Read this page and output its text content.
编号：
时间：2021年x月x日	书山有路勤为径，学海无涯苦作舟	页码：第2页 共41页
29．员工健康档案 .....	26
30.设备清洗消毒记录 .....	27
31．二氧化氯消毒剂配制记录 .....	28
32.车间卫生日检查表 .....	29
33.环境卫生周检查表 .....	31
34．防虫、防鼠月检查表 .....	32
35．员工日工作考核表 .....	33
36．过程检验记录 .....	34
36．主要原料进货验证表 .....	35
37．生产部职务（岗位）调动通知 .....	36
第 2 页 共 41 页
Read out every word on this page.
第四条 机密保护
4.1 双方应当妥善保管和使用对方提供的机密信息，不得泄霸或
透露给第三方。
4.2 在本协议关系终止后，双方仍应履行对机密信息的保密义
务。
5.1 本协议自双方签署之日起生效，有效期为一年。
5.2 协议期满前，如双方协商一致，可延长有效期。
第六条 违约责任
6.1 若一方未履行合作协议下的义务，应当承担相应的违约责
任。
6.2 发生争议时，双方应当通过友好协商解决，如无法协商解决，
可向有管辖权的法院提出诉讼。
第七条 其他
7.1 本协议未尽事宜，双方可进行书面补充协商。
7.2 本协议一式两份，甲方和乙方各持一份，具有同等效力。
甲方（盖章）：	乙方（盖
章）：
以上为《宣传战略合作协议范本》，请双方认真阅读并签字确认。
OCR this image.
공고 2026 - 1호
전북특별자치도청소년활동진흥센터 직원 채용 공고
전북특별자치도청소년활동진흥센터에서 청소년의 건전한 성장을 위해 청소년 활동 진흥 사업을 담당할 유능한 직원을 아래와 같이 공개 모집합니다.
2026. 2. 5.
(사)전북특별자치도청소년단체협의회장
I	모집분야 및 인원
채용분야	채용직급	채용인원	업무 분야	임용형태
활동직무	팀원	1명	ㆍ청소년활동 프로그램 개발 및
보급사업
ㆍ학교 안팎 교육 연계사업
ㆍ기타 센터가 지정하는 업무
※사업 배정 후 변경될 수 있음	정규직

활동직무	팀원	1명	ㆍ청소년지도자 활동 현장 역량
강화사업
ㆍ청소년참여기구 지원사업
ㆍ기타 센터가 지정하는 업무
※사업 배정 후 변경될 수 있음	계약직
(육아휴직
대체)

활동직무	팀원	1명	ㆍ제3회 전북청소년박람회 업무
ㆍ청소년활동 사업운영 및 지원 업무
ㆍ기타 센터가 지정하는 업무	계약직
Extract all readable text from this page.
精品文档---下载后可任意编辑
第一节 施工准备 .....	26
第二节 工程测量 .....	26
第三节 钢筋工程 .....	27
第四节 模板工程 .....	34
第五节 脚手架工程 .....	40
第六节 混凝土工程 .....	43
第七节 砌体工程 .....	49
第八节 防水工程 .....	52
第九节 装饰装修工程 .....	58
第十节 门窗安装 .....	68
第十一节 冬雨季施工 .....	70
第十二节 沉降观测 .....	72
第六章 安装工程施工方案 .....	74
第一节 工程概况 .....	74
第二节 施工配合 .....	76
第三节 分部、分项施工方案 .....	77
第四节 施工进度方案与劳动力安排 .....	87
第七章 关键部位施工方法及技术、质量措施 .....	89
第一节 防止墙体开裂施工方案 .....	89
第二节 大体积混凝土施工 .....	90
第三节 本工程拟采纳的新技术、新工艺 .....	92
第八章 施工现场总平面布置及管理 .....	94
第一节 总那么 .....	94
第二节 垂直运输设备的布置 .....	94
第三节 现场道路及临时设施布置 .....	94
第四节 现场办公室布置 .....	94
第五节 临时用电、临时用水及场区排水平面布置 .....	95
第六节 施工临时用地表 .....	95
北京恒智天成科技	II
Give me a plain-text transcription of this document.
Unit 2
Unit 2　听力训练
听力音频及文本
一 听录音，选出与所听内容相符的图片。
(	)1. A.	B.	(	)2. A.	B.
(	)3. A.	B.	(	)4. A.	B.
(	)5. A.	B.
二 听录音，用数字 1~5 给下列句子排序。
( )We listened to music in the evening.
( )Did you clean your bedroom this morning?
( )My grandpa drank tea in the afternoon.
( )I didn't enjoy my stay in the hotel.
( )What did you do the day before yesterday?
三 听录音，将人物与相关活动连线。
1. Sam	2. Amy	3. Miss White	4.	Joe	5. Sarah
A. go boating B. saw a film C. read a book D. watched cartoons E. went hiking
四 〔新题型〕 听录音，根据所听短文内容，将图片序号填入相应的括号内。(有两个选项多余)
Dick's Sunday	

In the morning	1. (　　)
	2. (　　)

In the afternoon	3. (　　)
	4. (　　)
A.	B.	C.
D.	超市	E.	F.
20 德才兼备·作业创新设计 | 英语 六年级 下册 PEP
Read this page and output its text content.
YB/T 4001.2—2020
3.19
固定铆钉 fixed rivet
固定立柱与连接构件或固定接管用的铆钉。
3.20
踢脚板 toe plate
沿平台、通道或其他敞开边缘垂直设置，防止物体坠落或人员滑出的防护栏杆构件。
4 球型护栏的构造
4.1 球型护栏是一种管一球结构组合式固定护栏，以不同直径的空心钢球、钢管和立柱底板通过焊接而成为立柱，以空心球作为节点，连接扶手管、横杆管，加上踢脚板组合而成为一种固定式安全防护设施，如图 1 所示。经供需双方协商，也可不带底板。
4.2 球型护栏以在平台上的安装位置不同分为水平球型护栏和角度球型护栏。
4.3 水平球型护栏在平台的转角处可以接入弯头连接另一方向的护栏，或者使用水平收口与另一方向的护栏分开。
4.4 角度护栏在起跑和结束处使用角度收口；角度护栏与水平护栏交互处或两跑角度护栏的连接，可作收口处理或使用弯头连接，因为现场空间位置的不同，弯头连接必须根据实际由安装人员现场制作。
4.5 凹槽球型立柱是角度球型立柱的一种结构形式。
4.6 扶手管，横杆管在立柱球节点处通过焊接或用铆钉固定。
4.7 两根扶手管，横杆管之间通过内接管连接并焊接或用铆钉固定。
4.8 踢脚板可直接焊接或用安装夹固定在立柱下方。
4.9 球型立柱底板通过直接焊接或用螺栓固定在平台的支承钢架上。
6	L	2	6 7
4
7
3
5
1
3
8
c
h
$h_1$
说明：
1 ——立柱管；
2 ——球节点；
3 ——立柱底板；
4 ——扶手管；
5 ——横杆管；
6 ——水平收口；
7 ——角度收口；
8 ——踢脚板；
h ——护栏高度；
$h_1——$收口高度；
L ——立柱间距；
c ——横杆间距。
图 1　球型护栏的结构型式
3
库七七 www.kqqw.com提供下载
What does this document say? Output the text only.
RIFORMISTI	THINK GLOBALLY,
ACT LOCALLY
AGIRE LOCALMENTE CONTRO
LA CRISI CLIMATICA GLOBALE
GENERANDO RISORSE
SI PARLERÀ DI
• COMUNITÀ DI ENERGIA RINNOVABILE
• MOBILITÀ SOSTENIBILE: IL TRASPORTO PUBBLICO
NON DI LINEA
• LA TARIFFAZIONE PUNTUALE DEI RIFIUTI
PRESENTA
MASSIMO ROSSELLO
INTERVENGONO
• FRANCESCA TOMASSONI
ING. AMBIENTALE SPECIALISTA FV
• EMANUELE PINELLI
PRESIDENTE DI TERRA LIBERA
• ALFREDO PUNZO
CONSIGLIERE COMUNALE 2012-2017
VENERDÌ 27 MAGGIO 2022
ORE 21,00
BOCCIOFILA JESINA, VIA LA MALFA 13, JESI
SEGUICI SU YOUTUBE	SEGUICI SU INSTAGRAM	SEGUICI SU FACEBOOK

════

## Your task
Provide the number of lines in these entries that hold the word "morning", without any accompanying text.

## Reply
2